## DATA FOR PROCESSING
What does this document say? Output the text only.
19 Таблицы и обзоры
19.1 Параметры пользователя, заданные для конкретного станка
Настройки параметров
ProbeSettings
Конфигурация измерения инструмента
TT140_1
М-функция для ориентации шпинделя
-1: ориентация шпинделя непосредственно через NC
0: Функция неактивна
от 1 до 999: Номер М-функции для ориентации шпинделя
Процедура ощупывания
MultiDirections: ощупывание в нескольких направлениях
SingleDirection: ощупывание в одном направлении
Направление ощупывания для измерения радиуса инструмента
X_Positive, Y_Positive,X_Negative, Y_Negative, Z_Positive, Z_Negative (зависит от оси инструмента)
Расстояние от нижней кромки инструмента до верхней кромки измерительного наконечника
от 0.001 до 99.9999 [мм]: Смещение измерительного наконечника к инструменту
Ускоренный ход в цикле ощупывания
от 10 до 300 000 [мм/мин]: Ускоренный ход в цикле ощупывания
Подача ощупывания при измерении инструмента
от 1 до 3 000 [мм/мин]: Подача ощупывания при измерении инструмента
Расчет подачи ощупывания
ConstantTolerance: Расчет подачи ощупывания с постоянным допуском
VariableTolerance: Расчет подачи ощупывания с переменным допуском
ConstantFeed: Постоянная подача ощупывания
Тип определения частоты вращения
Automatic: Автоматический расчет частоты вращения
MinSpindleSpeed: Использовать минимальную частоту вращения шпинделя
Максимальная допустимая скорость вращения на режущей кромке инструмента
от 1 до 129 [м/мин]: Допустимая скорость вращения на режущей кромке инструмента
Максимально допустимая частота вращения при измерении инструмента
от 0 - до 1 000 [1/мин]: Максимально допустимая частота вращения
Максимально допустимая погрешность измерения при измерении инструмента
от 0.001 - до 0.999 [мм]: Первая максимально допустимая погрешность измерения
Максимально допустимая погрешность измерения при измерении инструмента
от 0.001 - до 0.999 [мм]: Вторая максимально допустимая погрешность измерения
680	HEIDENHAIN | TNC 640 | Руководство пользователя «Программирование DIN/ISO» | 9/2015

## PROBLEM DESCRIPTION
Extract the complete listing above, reproducing each line exactly.

## THE RESPONSE
What does this document say? Output the text only.
19 Таблицы и обзоры
19.1 Параметры пользователя, заданные для конкретного станка
Настройки параметров
ProbeSettings
Конфигурация измерения инструмента
TT140_1
М-функция для ориентации шпинделя
-1: ориентация шпинделя непосредственно через NC
0: Функция неактивна
от 1 до 999: Номер М-функции для ориентации шпинделя
Процедура ощупывания
MultiDirections: ощупывание в нескольких направлениях
SingleDirection: ощупывание в одном направлении
Направление ощупывания для измерения радиуса инструмента
X_Positive, Y_Positive,X_Negative, Y_Negative, Z_Positive, Z_Negative (зависит от оси инструмента)
Расстояние от нижней кромки инструмента до верхней кромки измерительного наконечника
от 0.001 до 99.9999 [мм]: Смещение измерительного наконечника к инструменту
Ускоренный ход в цикле ощупывания
от 10 до 300 000 [мм/мин]: Ускоренный ход в цикле ощупывания
Подача ощупывания при измерении инструмента
от 1 до 3 000 [мм/мин]: Подача ощупывания при измерении инструмента
Расчет подачи ощупывания
ConstantTolerance: Расчет подачи ощупывания с постоянным допуском
VariableTolerance: Расчет подачи ощупывания с переменным допуском
ConstantFeed: Постоянная подача ощупывания
Тип определения частоты вращения
Automatic: Автоматический расчет частоты вращения
MinSpindleSpeed: Использовать минимальную частоту вращения шпинделя
Максимальная допустимая скорость вращения на режущей кромке инструмента
от 1 до 129 [м/мин]: Допустимая скорость вращения на режущей кромке инструмента
Максимально допустимая частота вращения при измерении инструмента
от 0 - до 1 000 [1/мин]: Максимально допустимая частота вращения
Максимально допустимая погрешность измерения при измерении инструмента
от 0.001 - до 0.999 [мм]: Первая максимально допустимая погрешность измерения
Максимально допустимая погрешность измерения при измерении инструмента
от 0.001 - до 0.999 [мм]: Вторая максимально допустимая погрешность измерения
680	HEIDENHAIN | TNC 640 | Руководство пользователя «Программирование DIN/ISO» | 9/2015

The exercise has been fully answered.